→ **Task to carry out**:
Scan the listing below and copy every line holding "định".

(Records excerpted from a collection)

· · · · ·

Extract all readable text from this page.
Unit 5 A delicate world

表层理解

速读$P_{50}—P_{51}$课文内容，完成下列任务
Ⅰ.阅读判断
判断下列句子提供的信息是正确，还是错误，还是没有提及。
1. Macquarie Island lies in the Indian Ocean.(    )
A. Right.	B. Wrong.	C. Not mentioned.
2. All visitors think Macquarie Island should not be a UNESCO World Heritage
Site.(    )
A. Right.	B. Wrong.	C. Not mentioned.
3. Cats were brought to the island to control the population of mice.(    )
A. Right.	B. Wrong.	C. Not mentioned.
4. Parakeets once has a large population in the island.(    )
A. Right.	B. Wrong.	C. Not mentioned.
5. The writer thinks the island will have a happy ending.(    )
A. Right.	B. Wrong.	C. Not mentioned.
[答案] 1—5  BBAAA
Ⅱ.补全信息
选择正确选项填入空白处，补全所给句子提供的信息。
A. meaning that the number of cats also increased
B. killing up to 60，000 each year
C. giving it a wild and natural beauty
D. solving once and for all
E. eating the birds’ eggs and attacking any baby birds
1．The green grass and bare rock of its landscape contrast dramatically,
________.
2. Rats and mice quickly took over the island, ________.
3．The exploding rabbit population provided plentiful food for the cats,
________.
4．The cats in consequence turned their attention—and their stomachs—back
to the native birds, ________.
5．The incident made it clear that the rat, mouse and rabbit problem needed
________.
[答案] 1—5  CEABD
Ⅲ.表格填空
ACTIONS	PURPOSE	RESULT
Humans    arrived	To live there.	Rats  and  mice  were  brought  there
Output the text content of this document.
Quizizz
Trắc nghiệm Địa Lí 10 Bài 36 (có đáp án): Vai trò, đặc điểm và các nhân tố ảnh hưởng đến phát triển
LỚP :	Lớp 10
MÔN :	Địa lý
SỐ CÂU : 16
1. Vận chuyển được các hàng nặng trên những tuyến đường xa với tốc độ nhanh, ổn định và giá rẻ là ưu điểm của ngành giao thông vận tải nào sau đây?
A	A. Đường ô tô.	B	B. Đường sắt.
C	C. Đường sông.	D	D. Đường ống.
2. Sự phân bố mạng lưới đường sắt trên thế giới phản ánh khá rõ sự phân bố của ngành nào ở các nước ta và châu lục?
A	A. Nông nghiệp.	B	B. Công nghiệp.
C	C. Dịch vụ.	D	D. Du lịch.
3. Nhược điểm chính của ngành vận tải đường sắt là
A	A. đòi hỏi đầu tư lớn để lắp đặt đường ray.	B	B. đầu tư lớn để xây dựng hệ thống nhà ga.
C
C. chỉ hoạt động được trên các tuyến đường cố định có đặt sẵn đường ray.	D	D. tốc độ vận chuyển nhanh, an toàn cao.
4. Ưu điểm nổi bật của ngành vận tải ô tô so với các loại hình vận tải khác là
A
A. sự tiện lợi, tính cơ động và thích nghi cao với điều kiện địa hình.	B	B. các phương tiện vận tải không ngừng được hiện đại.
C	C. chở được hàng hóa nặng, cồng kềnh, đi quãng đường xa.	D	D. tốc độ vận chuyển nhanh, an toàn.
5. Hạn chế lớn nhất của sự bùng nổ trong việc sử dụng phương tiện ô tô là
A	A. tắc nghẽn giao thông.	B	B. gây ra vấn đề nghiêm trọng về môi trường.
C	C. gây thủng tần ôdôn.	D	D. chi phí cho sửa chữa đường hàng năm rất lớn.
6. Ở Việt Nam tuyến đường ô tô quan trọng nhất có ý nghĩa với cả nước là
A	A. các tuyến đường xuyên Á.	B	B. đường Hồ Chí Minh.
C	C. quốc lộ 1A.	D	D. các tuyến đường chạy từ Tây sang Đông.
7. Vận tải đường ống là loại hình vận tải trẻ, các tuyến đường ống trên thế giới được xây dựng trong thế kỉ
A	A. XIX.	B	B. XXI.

· · · · ·

→ **Result of the exercise**:
1. Vận chuyển được các hàng nặng trên những tuyến đường xa với tốc độ nhanh, ổn định và giá rẻ là ưu điểm của ngành giao thông vận tải nào sau đây?
C. chỉ hoạt động được trên các tuyến đường cố định có đặt sẵn đường ray.	D	D. tốc độ vận chuyển nhanh, an toàn cao.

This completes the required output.